Recorded data

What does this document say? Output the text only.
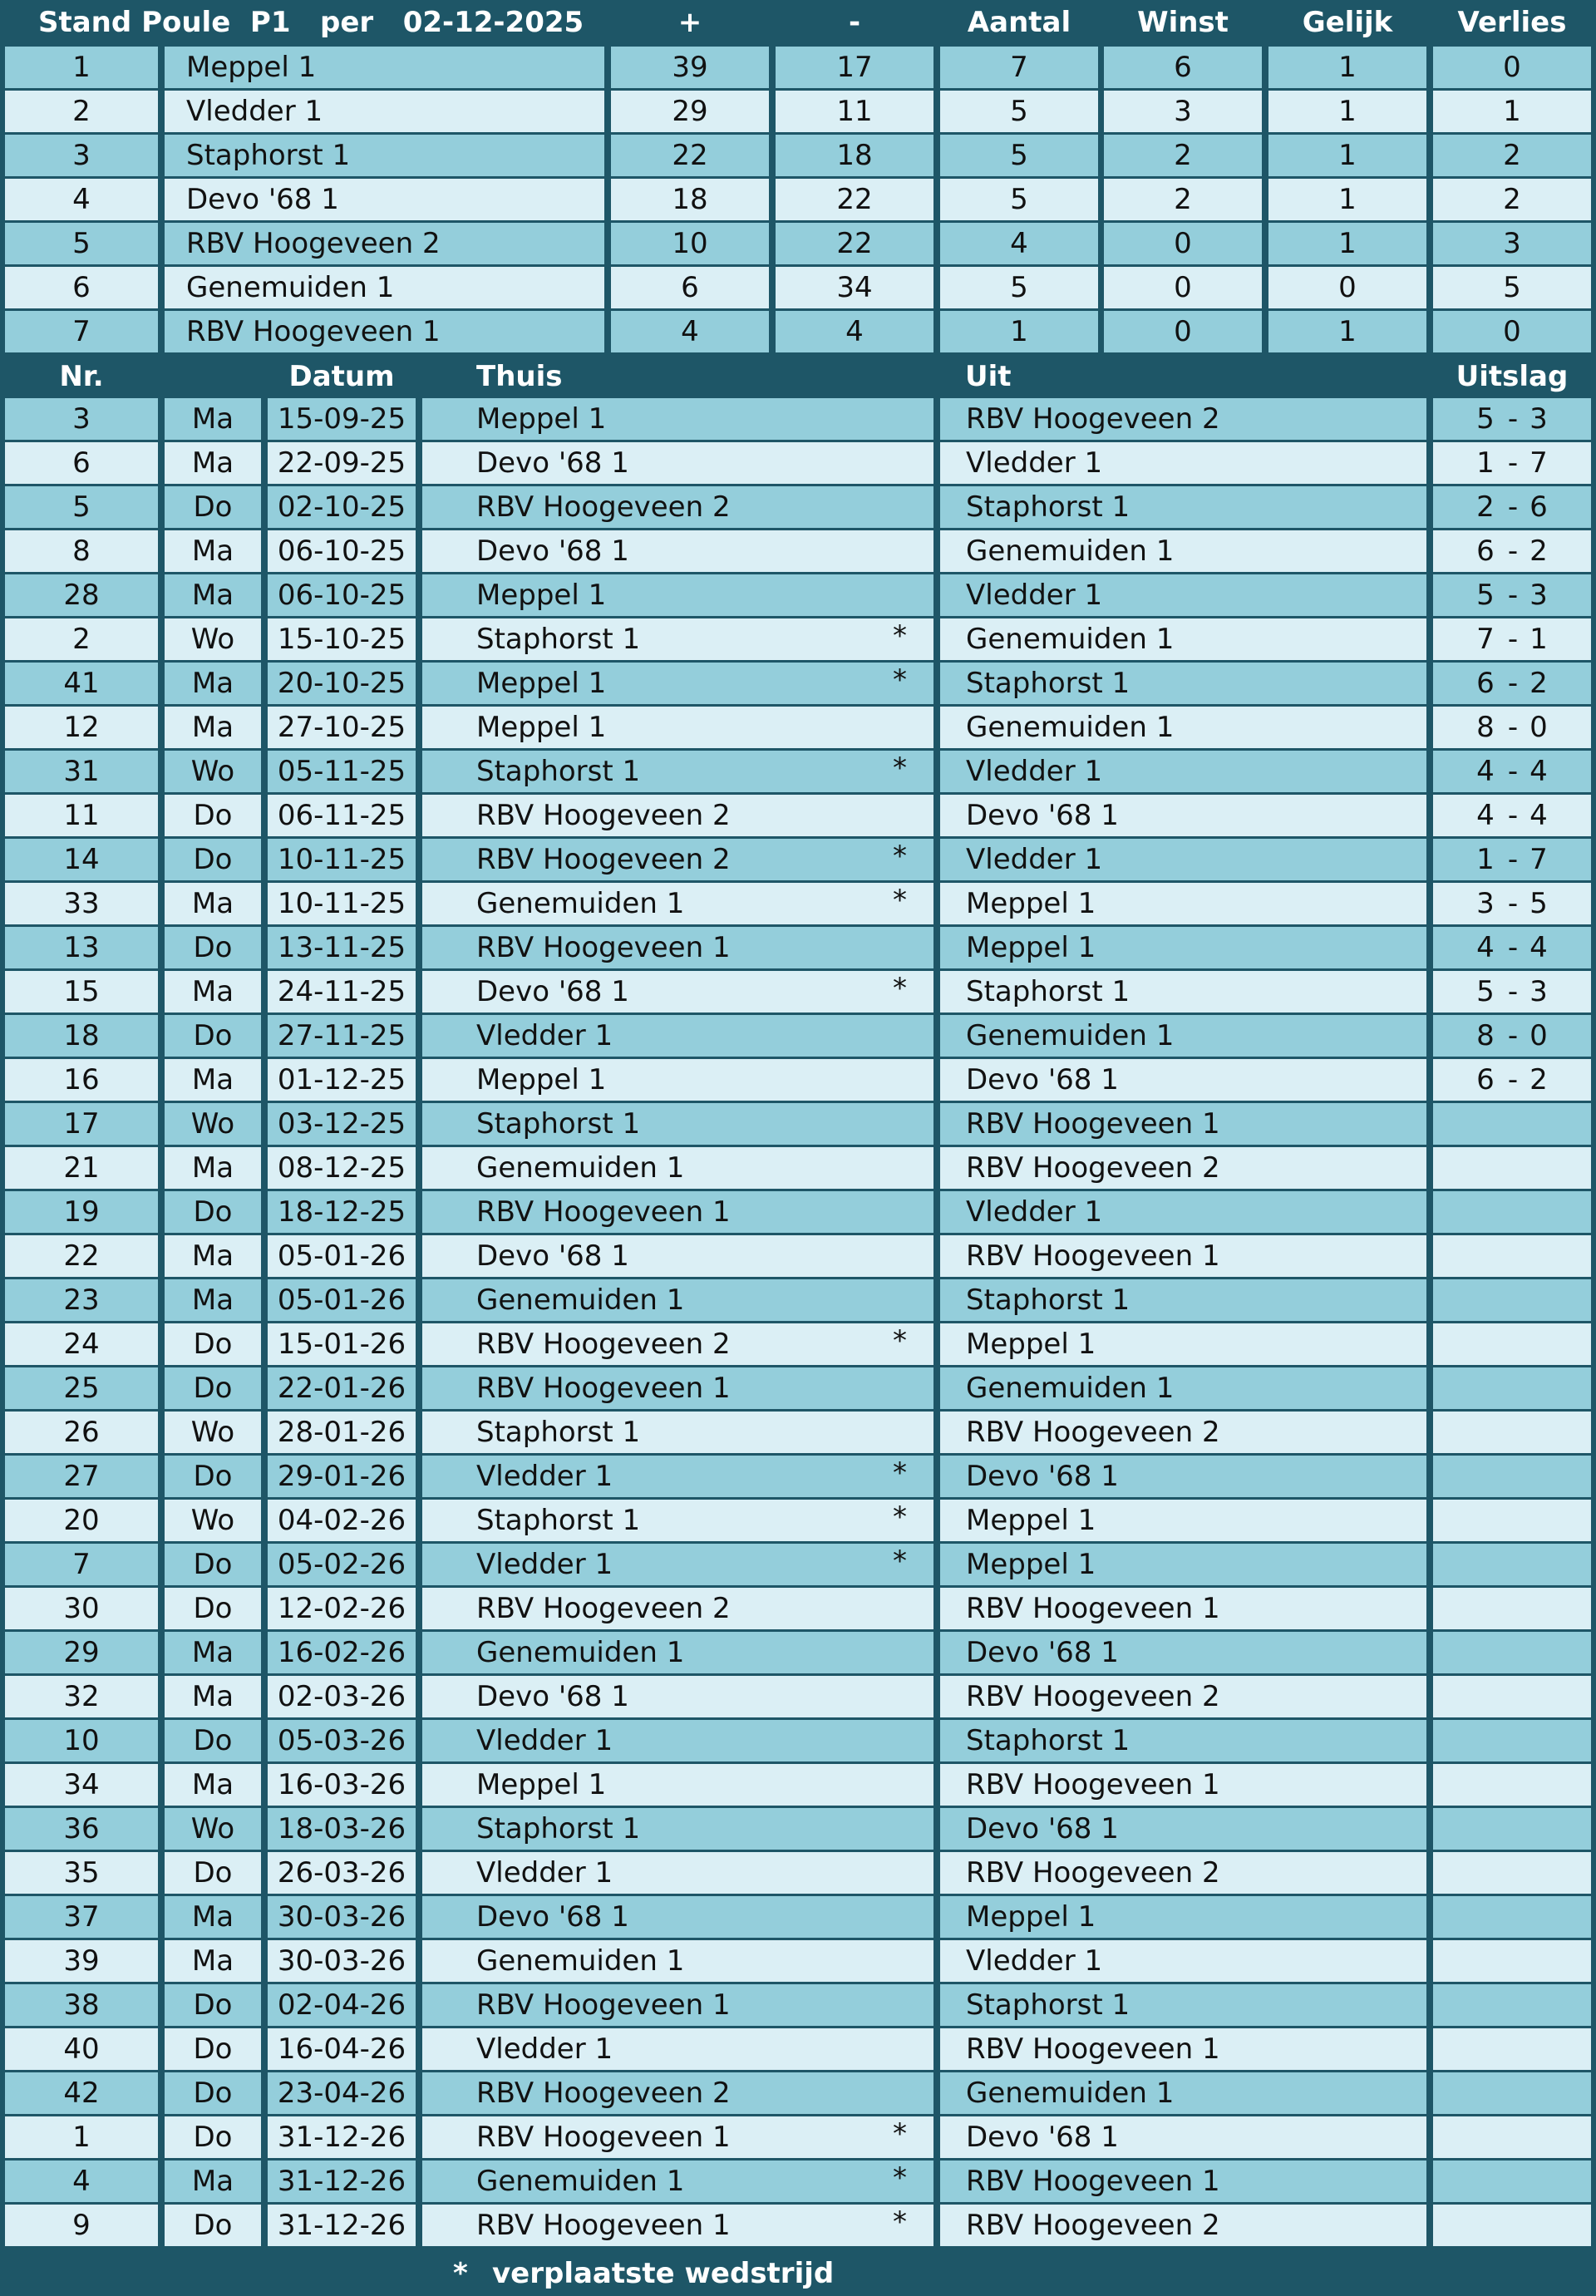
Stand Poule  P1   per   02-12-2025	+	-	Aantal	Winst	Gelijk	Verlies
1	Meppel 1	39	17	7	6	1	0
2	Vledder 1	29	11	5	3	1	1
3	Staphorst 1	22	18	5	2	1	2
4	Devo '68 1	18	22	5	2	1	2
5	RBV Hoogeveen 2	10	22	4	0	1	3
6	Genemuiden 1	6	34	5	0	0	5
7	RBV Hoogeveen 1	4	4	1	0	1	0
Nr.	Datum	Thuis	Uit	Uitslag
3	Ma	15-09-25	Meppel 1	RBV Hoogeveen 2	5 - 3
6	Ma	22-09-25	Devo '68 1	Vledder 1	1 - 7
5	Do	02-10-25	RBV Hoogeveen 2	Staphorst 1	2 - 6
8	Ma	06-10-25	Devo '68 1	Genemuiden 1	6 - 2
28	Ma	06-10-25	Meppel 1	Vledder 1	5 - 3
2	Wo	15-10-25	Staphorst 1	*	Genemuiden 1	7 - 1
41	Ma	20-10-25	Meppel 1	*	Staphorst 1	6 - 2
12	Ma	27-10-25	Meppel 1	Genemuiden 1	8 - 0
31	Wo	05-11-25	Staphorst 1	*	Vledder 1	4 - 4
11	Do	06-11-25	RBV Hoogeveen 2	Devo '68 1	4 - 4
14	Do	10-11-25	RBV Hoogeveen 2	*	Vledder 1	1 - 7
33	Ma	10-11-25	Genemuiden 1	*	Meppel 1	3 - 5
13	Do	13-11-25	RBV Hoogeveen 1	Meppel 1	4 - 4
15	Ma	24-11-25	Devo '68 1	*	Staphorst 1	5 - 3
18	Do	27-11-25	Vledder 1	Genemuiden 1	8 - 0
16	Ma	01-12-25	Meppel 1	Devo '68 1	6 - 2
17	Wo	03-12-25	Staphorst 1	RBV Hoogeveen 1
21	Ma	08-12-25	Genemuiden 1	RBV Hoogeveen 2
19	Do	18-12-25	RBV Hoogeveen 1	Vledder 1
22	Ma	05-01-26	Devo '68 1	RBV Hoogeveen 1
23	Ma	05-01-26	Genemuiden 1	Staphorst 1
24	Do	15-01-26	RBV Hoogeveen 2	*	Meppel 1
25	Do	22-01-26	RBV Hoogeveen 1	Genemuiden 1
26	Wo	28-01-26	Staphorst 1	RBV Hoogeveen 2
27	Do	29-01-26	Vledder 1	*	Devo '68 1
20	Wo	04-02-26	Staphorst 1	*	Meppel 1
7	Do	05-02-26	Vledder 1	*	Meppel 1
30	Do	12-02-26	RBV Hoogeveen 2	RBV Hoogeveen 1
29	Ma	16-02-26	Genemuiden 1	Devo '68 1
32	Ma	02-03-26	Devo '68 1	RBV Hoogeveen 2
10	Do	05-03-26	Vledder 1	Staphorst 1
34	Ma	16-03-26	Meppel 1	RBV Hoogeveen 1
36	Wo	18-03-26	Staphorst 1	Devo '68 1
35	Do	26-03-26	Vledder 1	RBV Hoogeveen 2
37	Ma	30-03-26	Devo '68 1	Meppel 1
39	Ma	30-03-26	Genemuiden 1	Vledder 1
38	Do	02-04-26	RBV Hoogeveen 1	Staphorst 1
40	Do	16-04-26	Vledder 1	RBV Hoogeveen 1
42	Do	23-04-26	RBV Hoogeveen 2	Genemuiden 1
1	Do	31-12-26	RBV Hoogeveen 1	*	Devo '68 1
4	Ma	31-12-26	Genemuiden 1	*	RBV Hoogeveen 1
9	Do	31-12-26	RBV Hoogeveen 1	*	RBV Hoogeveen 2
* verplaatste wedstrijd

__Task directions__.
Leave out the pictures and restate everything else word for word.

__Response__.
What does this document say? Output the text only.
Stand Poule  P1   per   02-12-2025	+	-	Aantal	Winst	Gelijk	Verlies
1	Meppel 1	39	17	7	6	1	0
2	Vledder 1	29	11	5	3	1	1
3	Staphorst 1	22	18	5	2	1	2
4	Devo '68 1	18	22	5	2	1	2
5	RBV Hoogeveen 2	10	22	4	0	1	3
6	Genemuiden 1	6	34	5	0	0	5
7	RBV Hoogeveen 1	4	4	1	0	1	0
Nr.	Datum	Thuis	Uit	Uitslag
3	Ma	15-09-25	Meppel 1	RBV Hoogeveen 2	5 - 3
6	Ma	22-09-25	Devo '68 1	Vledder 1	1 - 7
5	Do	02-10-25	RBV Hoogeveen 2	Staphorst 1	2 - 6
8	Ma	06-10-25	Devo '68 1	Genemuiden 1	6 - 2
28	Ma	06-10-25	Meppel 1	Vledder 1	5 - 3
2	Wo	15-10-25	Staphorst 1	*	Genemuiden 1	7 - 1
41	Ma	20-10-25	Meppel 1	*	Staphorst 1	6 - 2
12	Ma	27-10-25	Meppel 1	Genemuiden 1	8 - 0
31	Wo	05-11-25	Staphorst 1	*	Vledder 1	4 - 4
11	Do	06-11-25	RBV Hoogeveen 2	Devo '68 1	4 - 4
14	Do	10-11-25	RBV Hoogeveen 2	*	Vledder 1	1 - 7
33	Ma	10-11-25	Genemuiden 1	*	Meppel 1	3 - 5
13	Do	13-11-25	RBV Hoogeveen 1	Meppel 1	4 - 4
15	Ma	24-11-25	Devo '68 1	*	Staphorst 1	5 - 3
18	Do	27-11-25	Vledder 1	Genemuiden 1	8 - 0
16	Ma	01-12-25	Meppel 1	Devo '68 1	6 - 2
17	Wo	03-12-25	Staphorst 1	RBV Hoogeveen 1
21	Ma	08-12-25	Genemuiden 1	RBV Hoogeveen 2
19	Do	18-12-25	RBV Hoogeveen 1	Vledder 1
22	Ma	05-01-26	Devo '68 1	RBV Hoogeveen 1
23	Ma	05-01-26	Genemuiden 1	Staphorst 1
24	Do	15-01-26	RBV Hoogeveen 2	*	Meppel 1
25	Do	22-01-26	RBV Hoogeveen 1	Genemuiden 1
26	Wo	28-01-26	Staphorst 1	RBV Hoogeveen 2
27	Do	29-01-26	Vledder 1	*	Devo '68 1
20	Wo	04-02-26	Staphorst 1	*	Meppel 1
7	Do	05-02-26	Vledder 1	*	Meppel 1
30	Do	12-02-26	RBV Hoogeveen 2	RBV Hoogeveen 1
29	Ma	16-02-26	Genemuiden 1	Devo '68 1
32	Ma	02-03-26	Devo '68 1	RBV Hoogeveen 2
10	Do	05-03-26	Vledder 1	Staphorst 1
34	Ma	16-03-26	Meppel 1	RBV Hoogeveen 1
36	Wo	18-03-26	Staphorst 1	Devo '68 1
35	Do	26-03-26	Vledder 1	RBV Hoogeveen 2
37	Ma	30-03-26	Devo '68 1	Meppel 1
39	Ma	30-03-26	Genemuiden 1	Vledder 1
38	Do	02-04-26	RBV Hoogeveen 1	Staphorst 1
40	Do	16-04-26	Vledder 1	RBV Hoogeveen 1
42	Do	23-04-26	RBV Hoogeveen 2	Genemuiden 1
1	Do	31-12-26	RBV Hoogeveen 1	*	Devo '68 1
4	Ma	31-12-26	Genemuiden 1	*	RBV Hoogeveen 1
9	Do	31-12-26	RBV Hoogeveen 1	*	RBV Hoogeveen 2
* verplaatste wedstrijd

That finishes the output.